### What this task involves
Filter the records below down to lines containing "Gemeinde".

### Material supplied

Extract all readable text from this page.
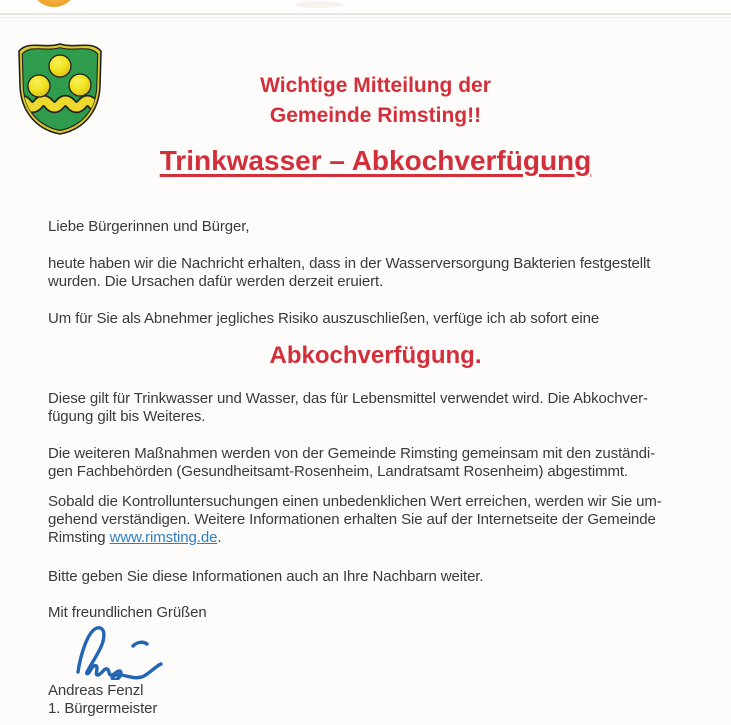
Wichtige Mitteilung der
Gemeinde Rimsting!!
Trinkwasser – Abkochverfügung

Liebe Bürgerinnen und Bürger,

heute haben wir die Nachricht erhalten, dass in der Wasserversorgung Bakterien festgestellt
wurden. Die Ursachen dafür werden derzeit eruiert.

Um für Sie als Abnehmer jegliches Risiko auszuschließen, verfüge ich ab sofort eine

Abkochverfügung.

Diese gilt für Trinkwasser und Wasser, das für Lebensmittel verwendet wird. Die Abkochver-
fügung gilt bis Weiteres.

Die weiteren Maßnahmen werden von der Gemeinde Rimsting gemeinsam mit den zuständi-
gen Fachbehörden (Gesundheitsamt-Rosenheim, Landratsamt Rosenheim) abgestimmt.

Sobald die Kontrolluntersuchungen einen unbedenklichen Wert erreichen, werden wir Sie um-
gehend verständigen. Weitere Informationen erhalten Sie auf der Internetseite der Gemeinde
Rimsting www.rimsting.de.

Bitte geben Sie diese Informationen auch an Ihre Nachbarn weiter.

Mit freundlichen Grüßen

Andreas Fenzl
1. Bürgermeister
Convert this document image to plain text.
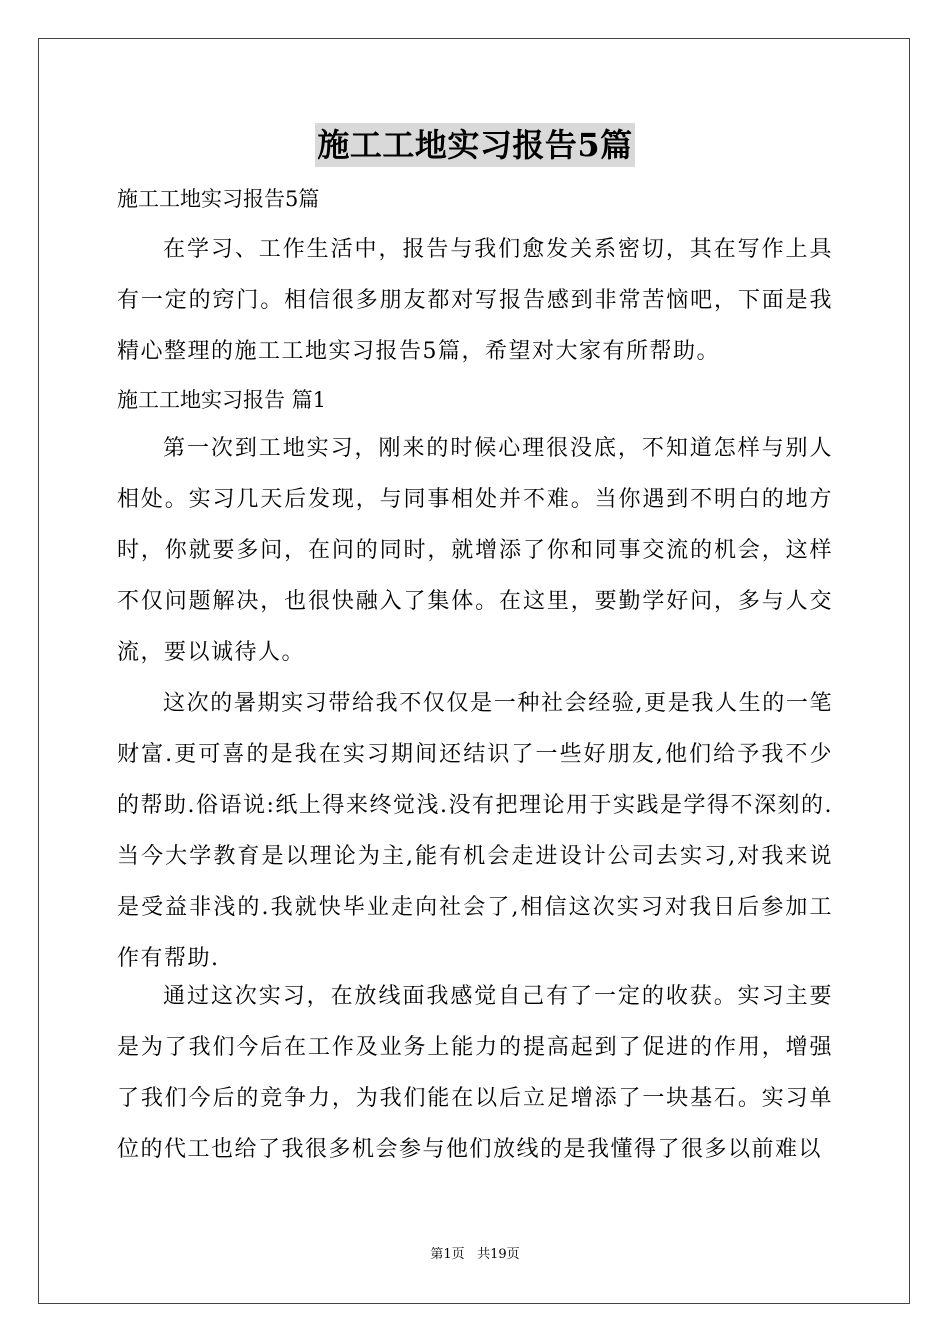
施工工地实习报告5篇
施工工地实习报告5篇

在学习、工作生活中，报告与我们愈发关系密切，其在写作上具有一定的窍门。相信很多朋友都对写报告感到非常苦恼吧，下面是我精心整理的施工工地实习报告5篇，希望对大家有所帮助。

施工工地实习报告 篇1

第一次到工地实习，刚来的时候心理很没底，不知道怎样与别人相处。实习几天后发现，与同事相处并不难。当你遇到不明白的地方时，你就要多问，在问的同时，就增添了你和同事交流的机会，这样不仅问题解决，也很快融入了集体。在这里，要勤学好问，多与人交流，要以诚待人。

这次的暑期实习带给我不仅仅是一种社会经验,更是我人生的一笔财富.更可喜的是我在实习期间还结识了一些好朋友,他们给予我不少的帮助.俗语说:纸上得来终觉浅.没有把理论用于实践是学得不深刻的.当今大学教育是以理论为主,能有机会走进设计公司去实习,对我来说是受益非浅的.我就快毕业走向社会了,相信这次实习对我日后参加工作有帮助.

通过这次实习，在放线面我感觉自己有了一定的收获。实习主要是为了我们今后在工作及业务上能力的提高起到了促进的作用，增强了我们今后的竞争力，为我们能在以后立足增添了一块基石。实习单位的代工也给了我很多机会参与他们放线的是我懂得了很多以前难以

第1页 共19页
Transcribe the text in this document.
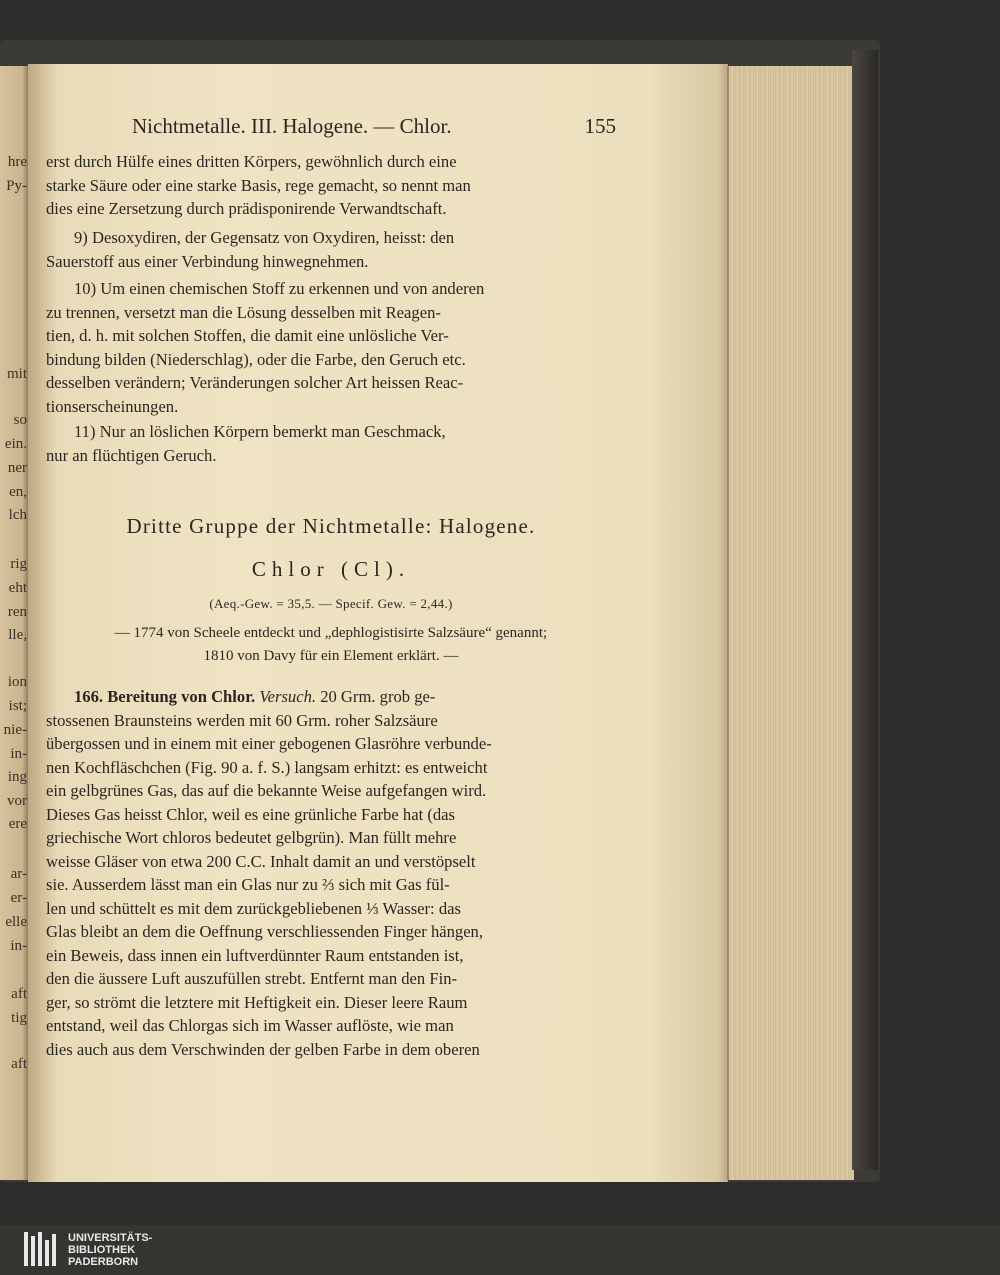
hre
Py-
mit
so
ein.
ner
en,
lch
rig
eht
ren
lle,
ion
ist;
nie-
in-
ing
vor
ere
ar-
er-
elle
in-
aft
tig
aft
Nichtmetalle. III. Halogene. — Chlor.	155
erst durch Hülfe eines dritten Körpers, gewöhnlich durch eine
starke Säure oder eine starke Basis, rege gemacht, so nennt man
dies eine Zersetzung durch prädisponirende Verwandtschaft.
9) Desoxydiren, der Gegensatz von Oxydiren, heisst: den
Sauerstoff aus einer Verbindung hinwegnehmen.
10) Um einen chemischen Stoff zu erkennen und von anderen
zu trennen, versetzt man die Lösung desselben mit Reagen-
tien, d. h. mit solchen Stoffen, die damit eine unlösliche Ver-
bindung bilden (Niederschlag), oder die Farbe, den Geruch etc.
desselben verändern; Veränderungen solcher Art heissen Reac-
tionserscheinungen.
11) Nur an löslichen Körpern bemerkt man Geschmack,
nur an flüchtigen Geruch.
Dritte Gruppe der Nichtmetalle: Halogene.
Chlor (Cl).
(Aeq.-Gew. = 35,5. — Specif. Gew. = 2,44.)
— 1774 von Scheele entdeckt und „dephlogistisirte Salzsäure“ genannt;
1810 von Davy für ein Element erklärt. —
166. Bereitung von Chlor. Versuch. 20 Grm. grob ge-
stossenen Braunsteins werden mit 60 Grm. roher Salzsäure
übergossen und in einem mit einer gebogenen Glasröhre verbunde-
nen Kochfläschchen (Fig. 90 a. f. S.) langsam erhitzt: es entweicht
ein gelbgrünes Gas, das auf die bekannte Weise aufgefangen wird.
Dieses Gas heisst Chlor, weil es eine grünliche Farbe hat (das
griechische Wort chloros bedeutet gelbgrün). Man füllt mehre
weisse Gläser von etwa 200 C.C. Inhalt damit an und verstöpselt
sie. Ausserdem lässt man ein Glas nur zu ⅔ sich mit Gas fül-
len und schüttelt es mit dem zurückgebliebenen ⅓ Wasser: das
Glas bleibt an dem die Oeffnung verschliessenden Finger hängen,
ein Beweis, dass innen ein luftverdünnter Raum entstanden ist,
den die äussere Luft auszufüllen strebt. Entfernt man den Fin-
ger, so strömt die letztere mit Heftigkeit ein. Dieser leere Raum
entstand, weil das Chlorgas sich im Wasser auflöste, wie man
dies auch aus dem Verschwinden der gelben Farbe in dem oberen
UNIVERSITÄTS-
BIBLIOTHEK
PADERBORN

### Task output
Gemeinde Rimsting!!
Die weiteren Maßnahmen werden von der Gemeinde Rimsting gemeinsam mit den zuständi-
gehend verständigen. Weitere Informationen erhalten Sie auf der Internetseite der Gemeinde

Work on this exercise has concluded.